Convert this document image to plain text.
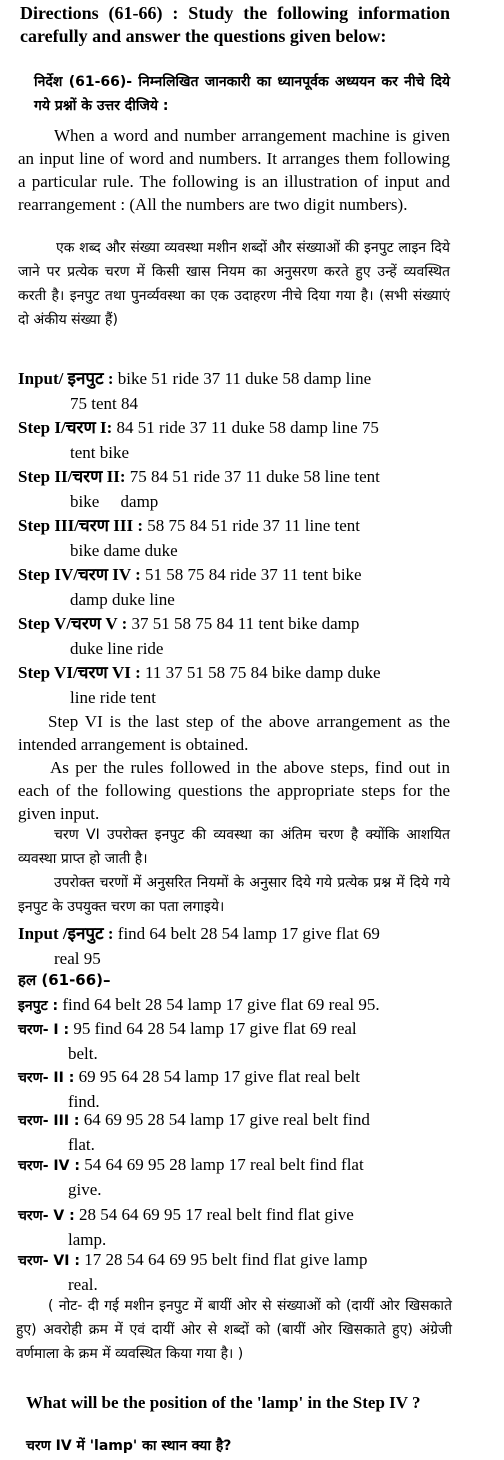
Directions (61-66) : Study the following information carefully and answer the questions given below:
निर्देश (61-66)- निम्नलिखित जानकारी का ध्यानपूर्वक अध्ययन कर नीचे दिये गये प्रश्नों के उत्तर दीजिये :
When a word and number arrangement machine is given an input line of word and numbers. It arranges them following a particular rule. The following is an illustration of input and rearrangement : (All the numbers are two digit numbers).
एक शब्द और संख्या व्यवस्था मशीन शब्दों और संख्याओं की इनपुट लाइन दिये जाने पर प्रत्येक चरण में किसी खास नियम का अनुसरण करते हुए उन्हें व्यवस्थित करती है। इनपुट तथा पुनर्व्यवस्था का एक उदाहरण नीचे दिया गया है। (सभी संख्याएं दो अंकीय संख्या हैं)
Input/ इनपुट : bike 51 ride 37 11 duke 58 damp line
75 tent 84
Step I/चरण I: 84 51 ride 37 11 duke 58 damp line 75
tent bike
Step II/चरण II: 75 84 51 ride 37 11 duke 58 line tent
bike     damp
Step III/चरण III : 58 75 84 51 ride 37 11 line tent
bike dame duke
Step IV/चरण IV : 51 58 75 84 ride 37 11 tent bike
damp duke line
Step V/चरण V : 37 51 58 75 84 11 tent bike damp
duke line ride
Step VI/चरण VI : 11 37 51 58 75 84 bike damp duke
line ride tent
Step VI is the last step of the above arrangement as the intended arrangement is obtained.
As per the rules followed in the above steps, find out in each of the following questions the appropriate steps for the given input.
चरण VI उपरोक्त इनपुट की व्यवस्था का अंतिम चरण है क्योंकि आशयित व्यवस्था प्राप्त हो जाती है।
उपरोक्त चरणों में अनुसरित नियमों के अनुसार दिये गये प्रत्येक प्रश्न में दिये गये इनपुट के उपयुक्त चरण का पता लगाइये।
Input /इनपुट : find 64 belt 28 54 lamp 17 give flat 69
real 95
हल (61-66)–
इनपुट : find 64 belt 28 54 lamp 17 give flat 69 real 95.
चरण- I : 95 find 64 28 54 lamp 17 give flat 69 real
belt.
चरण- II : 69 95 64 28 54 lamp 17 give flat real belt
find.
चरण- III : 64 69 95 28 54 lamp 17 give real belt find
flat.
चरण- IV : 54 64 69 95 28 lamp 17 real belt find flat
give.
चरण- V : 28 54 64 69 95 17 real belt find flat give
lamp.
चरण- VI : 17 28 54 64 69 95 belt find flat give lamp
real.
( नोट- दी गई मशीन इनपुट में बायीं ओर से संख्याओं को (दायीं ओर खिसकाते हुए) अवरोही क्रम में एवं दायीं ओर से शब्दों को (बायीं ओर खिसकाते हुए) अंग्रेजी वर्णमाला के क्रम में व्यवस्थित किया गया है। )
What will be the position of the 'lamp' in the Step IV ?
चरण IV में 'lamp' का स्थान क्या है?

= = = = =

What is expected: Reproduce each line exactly, please, except for any pictures.

Correct output:
Convert this document image to plain text.
Directions (61-66) : Study the following information carefully and answer the questions given below:
निर्देश (61-66)- निम्नलिखित जानकारी का ध्यानपूर्वक अध्ययन कर नीचे दिये गये प्रश्नों के उत्तर दीजिये :
When a word and number arrangement machine is given an input line of word and numbers. It arranges them following a particular rule. The following is an illustration of input and rearrangement : (All the numbers are two digit numbers).
एक शब्द और संख्या व्यवस्था मशीन शब्दों और संख्याओं की इनपुट लाइन दिये जाने पर प्रत्येक चरण में किसी खास नियम का अनुसरण करते हुए उन्हें व्यवस्थित करती है। इनपुट तथा पुनर्व्यवस्था का एक उदाहरण नीचे दिया गया है। (सभी संख्याएं दो अंकीय संख्या हैं)
Input/ इनपुट : bike 51 ride 37 11 duke 58 damp line
75 tent 84
Step I/चरण I: 84 51 ride 37 11 duke 58 damp line 75
tent bike
Step II/चरण II: 75 84 51 ride 37 11 duke 58 line tent
bike     damp
Step III/चरण III : 58 75 84 51 ride 37 11 line tent
bike dame duke
Step IV/चरण IV : 51 58 75 84 ride 37 11 tent bike
damp duke line
Step V/चरण V : 37 51 58 75 84 11 tent bike damp
duke line ride
Step VI/चरण VI : 11 37 51 58 75 84 bike damp duke
line ride tent
Step VI is the last step of the above arrangement as the intended arrangement is obtained.
As per the rules followed in the above steps, find out in each of the following questions the appropriate steps for the given input.
चरण VI उपरोक्त इनपुट की व्यवस्था का अंतिम चरण है क्योंकि आशयित व्यवस्था प्राप्त हो जाती है।
उपरोक्त चरणों में अनुसरित नियमों के अनुसार दिये गये प्रत्येक प्रश्न में दिये गये इनपुट के उपयुक्त चरण का पता लगाइये।
Input /इनपुट : find 64 belt 28 54 lamp 17 give flat 69
real 95
हल (61-66)–
इनपुट : find 64 belt 28 54 lamp 17 give flat 69 real 95.
चरण- I : 95 find 64 28 54 lamp 17 give flat 69 real
belt.
चरण- II : 69 95 64 28 54 lamp 17 give flat real belt
find.
चरण- III : 64 69 95 28 54 lamp 17 give real belt find
flat.
चरण- IV : 54 64 69 95 28 lamp 17 real belt find flat
give.
चरण- V : 28 54 64 69 95 17 real belt find flat give
lamp.
चरण- VI : 17 28 54 64 69 95 belt find flat give lamp
real.
( नोट- दी गई मशीन इनपुट में बायीं ओर से संख्याओं को (दायीं ओर खिसकाते हुए) अवरोही क्रम में एवं दायीं ओर से शब्दों को (बायीं ओर खिसकाते हुए) अंग्रेजी वर्णमाला के क्रम में व्यवस्थित किया गया है। )
What will be the position of the 'lamp' in the Step IV ?
चरण IV में 'lamp' का स्थान क्या है?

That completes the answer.